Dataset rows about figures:
=-=-=

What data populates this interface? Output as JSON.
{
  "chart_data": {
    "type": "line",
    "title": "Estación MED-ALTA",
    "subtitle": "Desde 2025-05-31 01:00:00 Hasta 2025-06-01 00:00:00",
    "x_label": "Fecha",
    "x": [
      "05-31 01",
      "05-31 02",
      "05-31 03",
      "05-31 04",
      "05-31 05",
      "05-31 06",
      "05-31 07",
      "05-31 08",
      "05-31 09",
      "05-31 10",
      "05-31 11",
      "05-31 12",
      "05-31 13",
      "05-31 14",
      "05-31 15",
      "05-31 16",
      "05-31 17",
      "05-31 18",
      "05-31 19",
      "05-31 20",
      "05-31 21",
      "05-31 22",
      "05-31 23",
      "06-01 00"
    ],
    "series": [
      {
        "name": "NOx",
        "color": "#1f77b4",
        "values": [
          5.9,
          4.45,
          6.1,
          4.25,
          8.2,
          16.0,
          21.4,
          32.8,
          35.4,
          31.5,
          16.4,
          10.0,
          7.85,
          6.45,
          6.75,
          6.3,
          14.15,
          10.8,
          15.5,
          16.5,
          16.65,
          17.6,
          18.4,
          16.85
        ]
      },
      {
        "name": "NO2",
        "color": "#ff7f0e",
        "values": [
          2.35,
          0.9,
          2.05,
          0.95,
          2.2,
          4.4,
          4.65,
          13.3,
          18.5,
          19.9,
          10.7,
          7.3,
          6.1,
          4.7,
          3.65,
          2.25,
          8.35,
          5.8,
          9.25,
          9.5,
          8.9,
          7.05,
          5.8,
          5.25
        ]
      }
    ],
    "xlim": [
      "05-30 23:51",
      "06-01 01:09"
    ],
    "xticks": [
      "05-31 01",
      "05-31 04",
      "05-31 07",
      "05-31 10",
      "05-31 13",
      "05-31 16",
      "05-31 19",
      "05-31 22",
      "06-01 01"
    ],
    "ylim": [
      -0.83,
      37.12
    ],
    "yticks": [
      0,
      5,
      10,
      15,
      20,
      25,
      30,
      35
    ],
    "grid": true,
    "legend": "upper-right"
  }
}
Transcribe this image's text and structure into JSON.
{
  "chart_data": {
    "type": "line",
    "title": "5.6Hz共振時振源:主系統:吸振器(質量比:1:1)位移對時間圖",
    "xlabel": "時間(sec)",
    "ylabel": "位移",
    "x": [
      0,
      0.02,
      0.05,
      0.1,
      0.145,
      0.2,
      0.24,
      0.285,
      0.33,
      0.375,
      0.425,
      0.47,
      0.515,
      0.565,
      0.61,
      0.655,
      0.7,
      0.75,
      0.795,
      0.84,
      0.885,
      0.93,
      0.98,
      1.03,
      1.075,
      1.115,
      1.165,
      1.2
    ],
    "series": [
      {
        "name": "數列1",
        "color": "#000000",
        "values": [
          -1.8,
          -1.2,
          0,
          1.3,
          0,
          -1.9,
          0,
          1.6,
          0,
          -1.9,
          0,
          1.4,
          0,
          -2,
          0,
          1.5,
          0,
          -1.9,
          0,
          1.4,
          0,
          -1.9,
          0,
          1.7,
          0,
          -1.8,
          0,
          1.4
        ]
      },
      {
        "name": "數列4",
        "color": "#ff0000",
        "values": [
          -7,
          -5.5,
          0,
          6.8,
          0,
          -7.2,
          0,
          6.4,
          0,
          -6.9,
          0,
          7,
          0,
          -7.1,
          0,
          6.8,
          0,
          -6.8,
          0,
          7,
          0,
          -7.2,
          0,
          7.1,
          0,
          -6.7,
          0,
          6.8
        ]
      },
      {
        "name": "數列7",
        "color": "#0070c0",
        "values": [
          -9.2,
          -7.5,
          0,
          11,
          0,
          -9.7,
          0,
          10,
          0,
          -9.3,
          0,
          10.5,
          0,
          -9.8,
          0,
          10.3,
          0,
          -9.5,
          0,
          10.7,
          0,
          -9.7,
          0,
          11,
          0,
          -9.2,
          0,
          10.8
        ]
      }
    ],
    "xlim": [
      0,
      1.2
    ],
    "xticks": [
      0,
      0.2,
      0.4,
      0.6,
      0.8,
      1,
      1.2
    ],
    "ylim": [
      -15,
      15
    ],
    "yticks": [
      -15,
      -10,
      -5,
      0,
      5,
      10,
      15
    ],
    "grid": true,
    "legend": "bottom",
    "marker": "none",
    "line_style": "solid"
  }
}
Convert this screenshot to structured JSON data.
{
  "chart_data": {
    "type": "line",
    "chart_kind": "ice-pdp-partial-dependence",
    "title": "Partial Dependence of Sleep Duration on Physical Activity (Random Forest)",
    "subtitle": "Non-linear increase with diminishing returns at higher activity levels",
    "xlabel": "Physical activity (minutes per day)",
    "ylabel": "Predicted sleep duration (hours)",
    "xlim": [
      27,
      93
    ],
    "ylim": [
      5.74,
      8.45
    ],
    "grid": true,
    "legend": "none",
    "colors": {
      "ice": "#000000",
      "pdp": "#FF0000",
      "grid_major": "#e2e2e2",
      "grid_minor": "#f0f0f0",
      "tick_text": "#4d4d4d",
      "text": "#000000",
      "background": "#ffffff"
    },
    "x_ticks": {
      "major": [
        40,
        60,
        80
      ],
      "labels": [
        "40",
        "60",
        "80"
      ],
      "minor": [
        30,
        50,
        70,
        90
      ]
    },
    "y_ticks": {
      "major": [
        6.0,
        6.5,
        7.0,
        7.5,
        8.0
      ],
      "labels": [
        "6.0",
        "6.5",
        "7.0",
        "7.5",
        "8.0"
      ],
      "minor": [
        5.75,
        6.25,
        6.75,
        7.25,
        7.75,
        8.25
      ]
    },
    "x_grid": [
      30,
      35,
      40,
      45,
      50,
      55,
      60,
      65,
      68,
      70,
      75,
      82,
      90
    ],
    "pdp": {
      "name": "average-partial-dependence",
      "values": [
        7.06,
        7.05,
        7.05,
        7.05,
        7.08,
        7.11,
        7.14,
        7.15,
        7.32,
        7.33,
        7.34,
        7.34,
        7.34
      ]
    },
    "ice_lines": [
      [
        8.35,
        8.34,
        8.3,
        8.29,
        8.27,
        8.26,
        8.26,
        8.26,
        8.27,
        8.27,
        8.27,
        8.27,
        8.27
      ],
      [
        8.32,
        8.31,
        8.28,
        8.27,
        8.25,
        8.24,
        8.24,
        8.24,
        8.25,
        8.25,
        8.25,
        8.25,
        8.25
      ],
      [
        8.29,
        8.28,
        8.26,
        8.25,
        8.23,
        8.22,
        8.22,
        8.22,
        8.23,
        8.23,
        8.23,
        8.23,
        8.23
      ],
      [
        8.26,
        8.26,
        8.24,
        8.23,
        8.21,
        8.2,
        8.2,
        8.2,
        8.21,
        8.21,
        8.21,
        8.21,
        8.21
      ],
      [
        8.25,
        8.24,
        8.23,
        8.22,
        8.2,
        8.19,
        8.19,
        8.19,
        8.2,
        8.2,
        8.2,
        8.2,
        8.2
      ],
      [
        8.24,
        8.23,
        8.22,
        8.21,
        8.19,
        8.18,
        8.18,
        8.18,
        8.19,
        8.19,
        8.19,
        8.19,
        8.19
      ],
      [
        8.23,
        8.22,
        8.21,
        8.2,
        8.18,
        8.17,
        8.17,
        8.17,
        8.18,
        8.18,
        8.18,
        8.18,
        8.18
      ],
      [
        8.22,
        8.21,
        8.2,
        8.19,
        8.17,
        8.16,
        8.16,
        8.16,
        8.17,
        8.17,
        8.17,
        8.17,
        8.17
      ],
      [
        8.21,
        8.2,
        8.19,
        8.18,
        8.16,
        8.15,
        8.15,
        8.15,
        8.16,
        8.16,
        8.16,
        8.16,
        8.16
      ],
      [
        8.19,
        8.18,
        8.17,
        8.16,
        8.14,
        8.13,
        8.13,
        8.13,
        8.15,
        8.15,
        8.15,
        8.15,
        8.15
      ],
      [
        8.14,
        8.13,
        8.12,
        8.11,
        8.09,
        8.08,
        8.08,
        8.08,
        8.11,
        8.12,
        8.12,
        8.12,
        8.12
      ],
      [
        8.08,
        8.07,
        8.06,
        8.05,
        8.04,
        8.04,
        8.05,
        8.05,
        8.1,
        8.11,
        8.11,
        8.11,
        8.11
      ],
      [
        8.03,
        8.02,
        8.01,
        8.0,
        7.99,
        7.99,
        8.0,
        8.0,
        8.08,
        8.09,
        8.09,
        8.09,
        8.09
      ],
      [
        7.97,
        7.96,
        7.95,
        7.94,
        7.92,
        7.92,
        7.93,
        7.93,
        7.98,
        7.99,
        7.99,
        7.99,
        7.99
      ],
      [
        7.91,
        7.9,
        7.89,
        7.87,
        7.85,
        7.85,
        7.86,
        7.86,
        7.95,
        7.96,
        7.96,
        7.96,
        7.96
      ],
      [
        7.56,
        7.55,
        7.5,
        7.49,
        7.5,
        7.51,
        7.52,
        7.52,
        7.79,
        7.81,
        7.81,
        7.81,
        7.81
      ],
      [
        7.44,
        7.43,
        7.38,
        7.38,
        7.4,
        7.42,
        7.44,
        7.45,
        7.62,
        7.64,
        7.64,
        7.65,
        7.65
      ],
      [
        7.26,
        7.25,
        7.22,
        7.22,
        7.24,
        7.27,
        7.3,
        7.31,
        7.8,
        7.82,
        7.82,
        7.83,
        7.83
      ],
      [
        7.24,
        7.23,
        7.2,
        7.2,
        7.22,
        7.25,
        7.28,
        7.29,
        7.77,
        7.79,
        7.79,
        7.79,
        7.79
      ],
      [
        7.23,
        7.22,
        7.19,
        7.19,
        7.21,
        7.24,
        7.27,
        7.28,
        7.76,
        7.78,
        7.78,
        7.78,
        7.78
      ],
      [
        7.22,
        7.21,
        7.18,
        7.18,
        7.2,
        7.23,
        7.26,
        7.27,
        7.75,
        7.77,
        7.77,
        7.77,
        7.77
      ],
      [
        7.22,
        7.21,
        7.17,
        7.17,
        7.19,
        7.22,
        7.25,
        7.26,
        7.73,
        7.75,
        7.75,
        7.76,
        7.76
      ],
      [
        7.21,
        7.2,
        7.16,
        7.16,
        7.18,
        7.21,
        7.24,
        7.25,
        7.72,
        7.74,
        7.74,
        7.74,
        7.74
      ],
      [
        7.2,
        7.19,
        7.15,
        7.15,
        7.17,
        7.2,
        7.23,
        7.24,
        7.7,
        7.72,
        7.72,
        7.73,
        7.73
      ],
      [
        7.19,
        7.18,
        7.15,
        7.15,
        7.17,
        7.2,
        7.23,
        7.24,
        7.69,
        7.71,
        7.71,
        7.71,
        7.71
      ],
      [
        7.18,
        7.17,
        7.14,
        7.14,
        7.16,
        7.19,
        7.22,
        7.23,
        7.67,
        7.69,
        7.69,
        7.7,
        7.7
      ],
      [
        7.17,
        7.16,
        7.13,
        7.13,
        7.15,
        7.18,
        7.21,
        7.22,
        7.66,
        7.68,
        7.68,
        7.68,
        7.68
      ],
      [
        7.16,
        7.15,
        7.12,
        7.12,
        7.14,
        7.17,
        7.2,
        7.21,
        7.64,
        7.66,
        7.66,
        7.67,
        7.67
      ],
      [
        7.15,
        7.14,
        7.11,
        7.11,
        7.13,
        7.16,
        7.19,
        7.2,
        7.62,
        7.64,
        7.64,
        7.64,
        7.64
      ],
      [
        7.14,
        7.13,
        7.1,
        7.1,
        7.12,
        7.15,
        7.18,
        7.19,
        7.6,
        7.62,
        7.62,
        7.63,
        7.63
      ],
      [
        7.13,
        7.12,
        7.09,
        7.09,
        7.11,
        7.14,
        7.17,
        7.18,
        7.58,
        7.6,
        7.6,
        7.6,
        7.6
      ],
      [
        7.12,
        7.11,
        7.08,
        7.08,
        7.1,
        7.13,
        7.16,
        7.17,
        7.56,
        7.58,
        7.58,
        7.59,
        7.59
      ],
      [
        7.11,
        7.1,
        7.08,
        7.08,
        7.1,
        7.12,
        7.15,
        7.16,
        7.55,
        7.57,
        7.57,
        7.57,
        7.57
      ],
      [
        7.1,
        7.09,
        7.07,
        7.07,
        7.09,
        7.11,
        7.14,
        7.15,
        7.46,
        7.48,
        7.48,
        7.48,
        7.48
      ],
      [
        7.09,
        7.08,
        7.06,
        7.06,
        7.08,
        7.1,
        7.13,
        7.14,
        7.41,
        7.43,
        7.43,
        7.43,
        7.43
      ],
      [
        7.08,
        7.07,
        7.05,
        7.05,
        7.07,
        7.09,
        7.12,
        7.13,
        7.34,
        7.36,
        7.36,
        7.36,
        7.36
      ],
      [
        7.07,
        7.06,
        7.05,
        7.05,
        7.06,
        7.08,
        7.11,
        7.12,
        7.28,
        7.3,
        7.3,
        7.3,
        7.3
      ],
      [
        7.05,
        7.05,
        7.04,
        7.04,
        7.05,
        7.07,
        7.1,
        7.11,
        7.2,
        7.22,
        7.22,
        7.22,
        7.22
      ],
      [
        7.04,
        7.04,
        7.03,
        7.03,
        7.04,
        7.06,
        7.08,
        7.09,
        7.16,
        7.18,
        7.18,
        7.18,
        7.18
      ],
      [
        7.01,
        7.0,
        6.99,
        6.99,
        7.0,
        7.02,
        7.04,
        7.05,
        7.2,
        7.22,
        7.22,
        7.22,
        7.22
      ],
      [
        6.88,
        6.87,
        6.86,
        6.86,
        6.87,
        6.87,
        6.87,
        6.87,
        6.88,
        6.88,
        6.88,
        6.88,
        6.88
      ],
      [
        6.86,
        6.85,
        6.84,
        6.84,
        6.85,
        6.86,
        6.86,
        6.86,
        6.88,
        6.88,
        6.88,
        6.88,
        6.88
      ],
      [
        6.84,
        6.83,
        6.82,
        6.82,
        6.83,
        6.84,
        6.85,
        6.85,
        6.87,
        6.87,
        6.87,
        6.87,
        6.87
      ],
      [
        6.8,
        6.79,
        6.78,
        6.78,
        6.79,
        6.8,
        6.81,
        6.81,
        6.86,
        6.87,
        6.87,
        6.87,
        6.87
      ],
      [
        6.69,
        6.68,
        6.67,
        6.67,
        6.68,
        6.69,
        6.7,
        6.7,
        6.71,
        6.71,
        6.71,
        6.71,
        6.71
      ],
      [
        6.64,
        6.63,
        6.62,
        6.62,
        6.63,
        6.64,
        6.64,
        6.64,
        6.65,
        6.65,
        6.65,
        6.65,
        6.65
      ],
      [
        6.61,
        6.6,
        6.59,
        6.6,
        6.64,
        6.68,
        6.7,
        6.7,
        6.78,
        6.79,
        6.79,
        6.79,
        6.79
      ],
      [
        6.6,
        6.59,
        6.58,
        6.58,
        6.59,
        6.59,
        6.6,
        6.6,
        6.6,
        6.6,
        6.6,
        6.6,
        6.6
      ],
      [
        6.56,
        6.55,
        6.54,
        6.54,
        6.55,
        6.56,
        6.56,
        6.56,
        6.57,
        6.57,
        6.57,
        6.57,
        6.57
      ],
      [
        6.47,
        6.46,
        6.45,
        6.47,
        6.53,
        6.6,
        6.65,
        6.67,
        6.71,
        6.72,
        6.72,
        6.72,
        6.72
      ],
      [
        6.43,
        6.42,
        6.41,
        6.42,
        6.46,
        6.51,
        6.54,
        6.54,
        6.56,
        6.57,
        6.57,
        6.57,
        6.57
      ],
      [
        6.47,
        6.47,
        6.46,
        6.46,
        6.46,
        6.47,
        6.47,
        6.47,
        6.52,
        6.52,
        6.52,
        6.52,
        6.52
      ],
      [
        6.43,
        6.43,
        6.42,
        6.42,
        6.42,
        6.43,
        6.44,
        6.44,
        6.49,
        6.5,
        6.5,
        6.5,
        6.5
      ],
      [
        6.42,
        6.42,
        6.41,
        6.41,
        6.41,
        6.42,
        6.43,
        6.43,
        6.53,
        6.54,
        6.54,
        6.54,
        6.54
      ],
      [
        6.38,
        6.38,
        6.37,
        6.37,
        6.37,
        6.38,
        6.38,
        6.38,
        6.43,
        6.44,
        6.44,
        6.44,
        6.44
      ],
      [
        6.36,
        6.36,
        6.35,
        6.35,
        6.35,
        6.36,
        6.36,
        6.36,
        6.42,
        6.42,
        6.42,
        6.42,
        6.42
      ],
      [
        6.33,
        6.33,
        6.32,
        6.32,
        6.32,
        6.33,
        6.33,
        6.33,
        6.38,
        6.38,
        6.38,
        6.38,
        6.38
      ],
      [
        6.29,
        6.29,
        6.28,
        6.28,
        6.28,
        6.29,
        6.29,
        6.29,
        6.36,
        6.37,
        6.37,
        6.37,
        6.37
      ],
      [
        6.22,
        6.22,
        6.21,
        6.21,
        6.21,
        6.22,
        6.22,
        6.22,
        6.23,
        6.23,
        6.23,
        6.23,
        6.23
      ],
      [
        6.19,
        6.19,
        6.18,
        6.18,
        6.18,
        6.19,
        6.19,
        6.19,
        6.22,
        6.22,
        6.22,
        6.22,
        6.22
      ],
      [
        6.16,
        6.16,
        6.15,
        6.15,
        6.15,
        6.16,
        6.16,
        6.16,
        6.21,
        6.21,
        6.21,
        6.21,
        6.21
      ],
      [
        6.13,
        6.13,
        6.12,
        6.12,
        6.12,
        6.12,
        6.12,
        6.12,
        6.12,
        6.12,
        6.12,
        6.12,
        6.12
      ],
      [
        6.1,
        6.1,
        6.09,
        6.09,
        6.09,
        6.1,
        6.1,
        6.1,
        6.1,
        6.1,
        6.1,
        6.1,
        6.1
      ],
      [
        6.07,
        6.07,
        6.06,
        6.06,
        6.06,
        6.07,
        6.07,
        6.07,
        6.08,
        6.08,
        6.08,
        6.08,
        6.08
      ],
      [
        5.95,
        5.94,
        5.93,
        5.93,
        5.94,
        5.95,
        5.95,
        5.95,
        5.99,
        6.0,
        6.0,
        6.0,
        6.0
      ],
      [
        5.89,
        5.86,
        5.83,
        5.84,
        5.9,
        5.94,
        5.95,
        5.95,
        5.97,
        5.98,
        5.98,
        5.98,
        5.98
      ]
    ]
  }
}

=-=-=

Task instructions: Find "xlabel". Copy every line it occurs in.

Reply:
    "xlabel": "時間(sec)",
    "xlabel": "Physical activity (minutes per day)",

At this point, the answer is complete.